INSTRUCTION:
Write out all of the data exactly as it appears.

RECORD EXTRACTS:
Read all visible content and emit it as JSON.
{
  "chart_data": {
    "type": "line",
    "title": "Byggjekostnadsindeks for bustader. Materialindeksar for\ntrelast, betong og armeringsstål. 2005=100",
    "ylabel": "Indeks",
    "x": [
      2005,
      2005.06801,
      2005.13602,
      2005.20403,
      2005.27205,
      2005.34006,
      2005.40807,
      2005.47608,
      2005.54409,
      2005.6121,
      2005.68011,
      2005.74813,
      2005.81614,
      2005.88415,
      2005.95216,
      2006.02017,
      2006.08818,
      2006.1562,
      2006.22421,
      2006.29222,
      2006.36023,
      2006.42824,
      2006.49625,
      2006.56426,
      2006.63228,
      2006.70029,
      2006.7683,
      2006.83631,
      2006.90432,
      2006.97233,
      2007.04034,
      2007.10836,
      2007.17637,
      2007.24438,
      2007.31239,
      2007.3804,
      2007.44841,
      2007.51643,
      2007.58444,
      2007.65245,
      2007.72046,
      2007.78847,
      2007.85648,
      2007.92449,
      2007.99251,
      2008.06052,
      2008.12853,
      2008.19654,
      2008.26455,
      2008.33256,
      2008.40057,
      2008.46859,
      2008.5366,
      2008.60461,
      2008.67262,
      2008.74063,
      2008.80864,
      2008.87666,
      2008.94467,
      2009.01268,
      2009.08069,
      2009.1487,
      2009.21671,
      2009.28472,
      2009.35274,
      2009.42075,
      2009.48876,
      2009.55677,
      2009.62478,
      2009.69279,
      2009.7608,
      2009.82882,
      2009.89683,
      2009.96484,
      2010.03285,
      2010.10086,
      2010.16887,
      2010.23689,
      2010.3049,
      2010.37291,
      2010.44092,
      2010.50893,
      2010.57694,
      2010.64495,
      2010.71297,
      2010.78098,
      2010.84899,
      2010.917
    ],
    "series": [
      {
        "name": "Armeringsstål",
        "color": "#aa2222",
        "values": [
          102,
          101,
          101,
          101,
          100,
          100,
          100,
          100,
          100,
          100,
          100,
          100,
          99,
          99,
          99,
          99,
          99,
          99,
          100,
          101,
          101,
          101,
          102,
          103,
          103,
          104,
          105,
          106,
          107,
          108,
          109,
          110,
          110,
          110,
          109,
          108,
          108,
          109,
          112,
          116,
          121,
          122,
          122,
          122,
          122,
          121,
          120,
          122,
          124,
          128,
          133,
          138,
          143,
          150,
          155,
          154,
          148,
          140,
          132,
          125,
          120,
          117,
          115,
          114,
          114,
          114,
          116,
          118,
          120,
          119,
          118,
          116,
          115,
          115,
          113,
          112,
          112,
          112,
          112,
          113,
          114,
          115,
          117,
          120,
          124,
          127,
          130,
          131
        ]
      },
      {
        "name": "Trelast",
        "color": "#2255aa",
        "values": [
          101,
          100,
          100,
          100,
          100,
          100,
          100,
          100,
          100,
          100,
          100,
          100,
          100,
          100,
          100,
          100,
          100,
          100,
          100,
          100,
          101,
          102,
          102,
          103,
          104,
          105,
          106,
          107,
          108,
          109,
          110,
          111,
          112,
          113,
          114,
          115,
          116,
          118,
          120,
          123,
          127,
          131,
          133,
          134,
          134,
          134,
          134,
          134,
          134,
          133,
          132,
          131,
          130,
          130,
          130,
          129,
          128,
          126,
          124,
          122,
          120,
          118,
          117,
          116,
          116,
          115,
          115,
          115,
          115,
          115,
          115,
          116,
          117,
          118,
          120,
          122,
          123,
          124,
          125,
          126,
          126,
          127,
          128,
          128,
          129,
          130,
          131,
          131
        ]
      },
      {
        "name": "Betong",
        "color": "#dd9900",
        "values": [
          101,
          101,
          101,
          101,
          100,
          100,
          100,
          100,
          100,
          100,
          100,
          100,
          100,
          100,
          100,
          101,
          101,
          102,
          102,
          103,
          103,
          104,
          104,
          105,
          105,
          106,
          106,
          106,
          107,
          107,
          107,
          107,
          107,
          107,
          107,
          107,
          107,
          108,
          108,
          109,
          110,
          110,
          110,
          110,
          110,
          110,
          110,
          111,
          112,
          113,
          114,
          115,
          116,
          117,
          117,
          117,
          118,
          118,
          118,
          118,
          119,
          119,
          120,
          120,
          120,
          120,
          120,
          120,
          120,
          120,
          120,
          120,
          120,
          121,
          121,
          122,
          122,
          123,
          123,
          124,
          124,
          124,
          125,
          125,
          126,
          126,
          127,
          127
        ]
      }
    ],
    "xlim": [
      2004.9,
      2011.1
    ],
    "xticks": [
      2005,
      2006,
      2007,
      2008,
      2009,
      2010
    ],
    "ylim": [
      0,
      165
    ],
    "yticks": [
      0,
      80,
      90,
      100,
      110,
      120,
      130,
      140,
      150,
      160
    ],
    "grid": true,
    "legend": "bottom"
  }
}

EXERCISE RESULT:
Read all visible content and emit it as JSON.
{
  "chart_data": {
    "type": "line",
    "title": "Byggjekostnadsindeks for bustader. Materialindeksar for\ntrelast, betong og armeringsstål. 2005=100",
    "ylabel": "Indeks",
    "x": [
      2005,
      2005.06801,
      2005.13602,
      2005.20403,
      2005.27205,
      2005.34006,
      2005.40807,
      2005.47608,
      2005.54409,
      2005.6121,
      2005.68011,
      2005.74813,
      2005.81614,
      2005.88415,
      2005.95216,
      2006.02017,
      2006.08818,
      2006.1562,
      2006.22421,
      2006.29222,
      2006.36023,
      2006.42824,
      2006.49625,
      2006.56426,
      2006.63228,
      2006.70029,
      2006.7683,
      2006.83631,
      2006.90432,
      2006.97233,
      2007.04034,
      2007.10836,
      2007.17637,
      2007.24438,
      2007.31239,
      2007.3804,
      2007.44841,
      2007.51643,
      2007.58444,
      2007.65245,
      2007.72046,
      2007.78847,
      2007.85648,
      2007.92449,
      2007.99251,
      2008.06052,
      2008.12853,
      2008.19654,
      2008.26455,
      2008.33256,
      2008.40057,
      2008.46859,
      2008.5366,
      2008.60461,
      2008.67262,
      2008.74063,
      2008.80864,
      2008.87666,
      2008.94467,
      2009.01268,
      2009.08069,
      2009.1487,
      2009.21671,
      2009.28472,
      2009.35274,
      2009.42075,
      2009.48876,
      2009.55677,
      2009.62478,
      2009.69279,
      2009.7608,
      2009.82882,
      2009.89683,
      2009.96484,
      2010.03285,
      2010.10086,
      2010.16887,
      2010.23689,
      2010.3049,
      2010.37291,
      2010.44092,
      2010.50893,
      2010.57694,
      2010.64495,
      2010.71297,
      2010.78098,
      2010.84899,
      2010.917
    ],
    "series": [
      {
        "name": "Armeringsstål",
        "color": "#aa2222",
        "values": [
          102,
          101,
          101,
          101,
          100,
          100,
          100,
          100,
          100,
          100,
          100,
          100,
          99,
          99,
          99,
          99,
          99,
          99,
          100,
          101,
          101,
          101,
          102,
          103,
          103,
          104,
          105,
          106,
          107,
          108,
          109,
          110,
          110,
          110,
          109,
          108,
          108,
          109,
          112,
          116,
          121,
          122,
          122,
          122,
          122,
          121,
          120,
          122,
          124,
          128,
          133,
          138,
          143,
          150,
          155,
          154,
          148,
          140,
          132,
          125,
          120,
          117,
          115,
          114,
          114,
          114,
          116,
          118,
          120,
          119,
          118,
          116,
          115,
          115,
          113,
          112,
          112,
          112,
          112,
          113,
          114,
          115,
          117,
          120,
          124,
          127,
          130,
          131
        ]
      },
      {
        "name": "Trelast",
        "color": "#2255aa",
        "values": [
          101,
          100,
          100,
          100,
          100,
          100,
          100,
          100,
          100,
          100,
          100,
          100,
          100,
          100,
          100,
          100,
          100,
          100,
          100,
          100,
          101,
          102,
          102,
          103,
          104,
          105,
          106,
          107,
          108,
          109,
          110,
          111,
          112,
          113,
          114,
          115,
          116,
          118,
          120,
          123,
          127,
          131,
          133,
          134,
          134,
          134,
          134,
          134,
          134,
          133,
          132,
          131,
          130,
          130,
          130,
          129,
          128,
          126,
          124,
          122,
          120,
          118,
          117,
          116,
          116,
          115,
          115,
          115,
          115,
          115,
          115,
          116,
          117,
          118,
          120,
          122,
          123,
          124,
          125,
          126,
          126,
          127,
          128,
          128,
          129,
          130,
          131,
          131
        ]
      },
      {
        "name": "Betong",
        "color": "#dd9900",
        "values": [
          101,
          101,
          101,
          101,
          100,
          100,
          100,
          100,
          100,
          100,
          100,
          100,
          100,
          100,
          100,
          101,
          101,
          102,
          102,
          103,
          103,
          104,
          104,
          105,
          105,
          106,
          106,
          106,
          107,
          107,
          107,
          107,
          107,
          107,
          107,
          107,
          107,
          108,
          108,
          109,
          110,
          110,
          110,
          110,
          110,
          110,
          110,
          111,
          112,
          113,
          114,
          115,
          116,
          117,
          117,
          117,
          118,
          118,
          118,
          118,
          119,
          119,
          120,
          120,
          120,
          120,
          120,
          120,
          120,
          120,
          120,
          120,
          120,
          121,
          121,
          122,
          122,
          123,
          123,
          124,
          124,
          124,
          125,
          125,
          126,
          126,
          127,
          127
        ]
      }
    ],
    "xlim": [
      2004.9,
      2011.1
    ],
    "xticks": [
      2005,
      2006,
      2007,
      2008,
      2009,
      2010
    ],
    "ylim": [
      0,
      165
    ],
    "yticks": [
      0,
      80,
      90,
      100,
      110,
      120,
      130,
      140,
      150,
      160
    ],
    "grid": true,
    "legend": "bottom"
  }
}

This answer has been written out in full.